▶ To be done:
Repeat the entire listing exactly.

▶ Input for this task:
(begin)
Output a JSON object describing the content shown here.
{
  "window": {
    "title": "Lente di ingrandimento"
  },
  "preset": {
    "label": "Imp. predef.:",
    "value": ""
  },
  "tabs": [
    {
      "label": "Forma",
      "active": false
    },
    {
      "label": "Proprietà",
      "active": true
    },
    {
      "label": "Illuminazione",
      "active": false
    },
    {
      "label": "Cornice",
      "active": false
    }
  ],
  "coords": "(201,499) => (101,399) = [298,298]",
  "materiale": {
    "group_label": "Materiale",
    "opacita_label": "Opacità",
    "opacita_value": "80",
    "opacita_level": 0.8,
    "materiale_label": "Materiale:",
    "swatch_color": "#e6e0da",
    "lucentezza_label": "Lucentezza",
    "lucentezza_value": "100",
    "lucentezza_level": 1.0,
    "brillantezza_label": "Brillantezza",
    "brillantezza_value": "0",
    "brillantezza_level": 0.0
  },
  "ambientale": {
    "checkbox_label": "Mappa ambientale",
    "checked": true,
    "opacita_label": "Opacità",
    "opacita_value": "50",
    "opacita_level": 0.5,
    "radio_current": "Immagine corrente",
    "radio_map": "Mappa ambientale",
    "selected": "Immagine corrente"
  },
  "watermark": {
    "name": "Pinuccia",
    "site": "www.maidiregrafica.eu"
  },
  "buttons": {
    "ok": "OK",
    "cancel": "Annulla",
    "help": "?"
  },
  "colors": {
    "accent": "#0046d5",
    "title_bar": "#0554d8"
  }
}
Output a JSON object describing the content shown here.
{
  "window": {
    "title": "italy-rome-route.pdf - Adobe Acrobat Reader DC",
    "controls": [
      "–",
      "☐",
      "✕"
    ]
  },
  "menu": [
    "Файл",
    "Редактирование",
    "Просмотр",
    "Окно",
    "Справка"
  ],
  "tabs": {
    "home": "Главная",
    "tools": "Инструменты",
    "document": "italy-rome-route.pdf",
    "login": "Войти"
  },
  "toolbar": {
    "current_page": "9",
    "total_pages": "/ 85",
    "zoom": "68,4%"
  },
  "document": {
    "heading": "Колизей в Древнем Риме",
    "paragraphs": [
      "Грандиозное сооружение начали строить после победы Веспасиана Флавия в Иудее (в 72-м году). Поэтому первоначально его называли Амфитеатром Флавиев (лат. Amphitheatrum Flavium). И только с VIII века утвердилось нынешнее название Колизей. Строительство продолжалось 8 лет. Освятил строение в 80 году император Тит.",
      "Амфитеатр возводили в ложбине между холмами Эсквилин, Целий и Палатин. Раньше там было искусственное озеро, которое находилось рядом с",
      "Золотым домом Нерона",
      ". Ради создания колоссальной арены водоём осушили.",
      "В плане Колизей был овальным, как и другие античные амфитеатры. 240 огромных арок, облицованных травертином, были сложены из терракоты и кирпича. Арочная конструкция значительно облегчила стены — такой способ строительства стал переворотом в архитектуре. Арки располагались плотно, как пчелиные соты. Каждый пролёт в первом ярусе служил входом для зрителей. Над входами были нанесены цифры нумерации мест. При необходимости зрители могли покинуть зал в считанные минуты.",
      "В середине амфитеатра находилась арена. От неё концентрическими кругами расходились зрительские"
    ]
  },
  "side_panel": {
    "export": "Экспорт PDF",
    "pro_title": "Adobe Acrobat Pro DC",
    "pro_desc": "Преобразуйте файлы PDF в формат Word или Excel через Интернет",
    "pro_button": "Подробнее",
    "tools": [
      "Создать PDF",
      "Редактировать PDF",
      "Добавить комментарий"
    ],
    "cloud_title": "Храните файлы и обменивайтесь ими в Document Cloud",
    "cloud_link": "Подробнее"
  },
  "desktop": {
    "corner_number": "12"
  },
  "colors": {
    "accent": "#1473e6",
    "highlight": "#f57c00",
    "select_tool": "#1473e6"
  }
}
(end)
▶ Task response:
Output a JSON object describing the content shown here.
{
  "window": {
    "title": "Lente di ingrandimento"
  },
  "preset": {
    "label": "Imp. predef.:",
    "value": ""
  },
  "tabs": [
    {
      "label": "Forma",
      "active": false
    },
    {
      "label": "Proprietà",
      "active": true
    },
    {
      "label": "Illuminazione",
      "active": false
    },
    {
      "label": "Cornice",
      "active": false
    }
  ],
  "coords": "(201,499) => (101,399) = [298,298]",
  "materiale": {
    "group_label": "Materiale",
    "opacita_label": "Opacità",
    "opacita_value": "80",
    "opacita_level": 0.8,
    "materiale_label": "Materiale:",
    "swatch_color": "#e6e0da",
    "lucentezza_label": "Lucentezza",
    "lucentezza_value": "100",
    "lucentezza_level": 1.0,
    "brillantezza_label": "Brillantezza",
    "brillantezza_value": "0",
    "brillantezza_level": 0.0
  },
  "ambientale": {
    "checkbox_label": "Mappa ambientale",
    "checked": true,
    "opacita_label": "Opacità",
    "opacita_value": "50",
    "opacita_level": 0.5,
    "radio_current": "Immagine corrente",
    "radio_map": "Mappa ambientale",
    "selected": "Immagine corrente"
  },
  "watermark": {
    "name": "Pinuccia",
    "site": "www.maidiregrafica.eu"
  },
  "buttons": {
    "ok": "OK",
    "cancel": "Annulla",
    "help": "?"
  },
  "colors": {
    "accent": "#0046d5",
    "title_bar": "#0554d8"
  }
}
Output a JSON object describing the content shown here.
{
  "window": {
    "title": "italy-rome-route.pdf - Adobe Acrobat Reader DC",
    "controls": [
      "–",
      "☐",
      "✕"
    ]
  },
  "menu": [
    "Файл",
    "Редактирование",
    "Просмотр",
    "Окно",
    "Справка"
  ],
  "tabs": {
    "home": "Главная",
    "tools": "Инструменты",
    "document": "italy-rome-route.pdf",
    "login": "Войти"
  },
  "toolbar": {
    "current_page": "9",
    "total_pages": "/ 85",
    "zoom": "68,4%"
  },
  "document": {
    "heading": "Колизей в Древнем Риме",
    "paragraphs": [
      "Грандиозное сооружение начали строить после победы Веспасиана Флавия в Иудее (в 72-м году). Поэтому первоначально его называли Амфитеатром Флавиев (лат. Amphitheatrum Flavium). И только с VIII века утвердилось нынешнее название Колизей. Строительство продолжалось 8 лет. Освятил строение в 80 году император Тит.",
      "Амфитеатр возводили в ложбине между холмами Эсквилин, Целий и Палатин. Раньше там было искусственное озеро, которое находилось рядом с",
      "Золотым домом Нерона",
      ". Ради создания колоссальной арены водоём осушили.",
      "В плане Колизей был овальным, как и другие античные амфитеатры. 240 огромных арок, облицованных травертином, были сложены из терракоты и кирпича. Арочная конструкция значительно облегчила стены — такой способ строительства стал переворотом в архитектуре. Арки располагались плотно, как пчелиные соты. Каждый пролёт в первом ярусе служил входом для зрителей. Над входами были нанесены цифры нумерации мест. При необходимости зрители могли покинуть зал в считанные минуты.",
      "В середине амфитеатра находилась арена. От неё концентрическими кругами расходились зрительские"
    ]
  },
  "side_panel": {
    "export": "Экспорт PDF",
    "pro_title": "Adobe Acrobat Pro DC",
    "pro_desc": "Преобразуйте файлы PDF в формат Word или Excel через Интернет",
    "pro_button": "Подробнее",
    "tools": [
      "Создать PDF",
      "Редактировать PDF",
      "Добавить комментарий"
    ],
    "cloud_title": "Храните файлы и обменивайтесь ими в Document Cloud",
    "cloud_link": "Подробнее"
  },
  "desktop": {
    "corner_number": "12"
  },
  "colors": {
    "accent": "#1473e6",
    "highlight": "#f57c00",
    "select_tool": "#1473e6"
  }
}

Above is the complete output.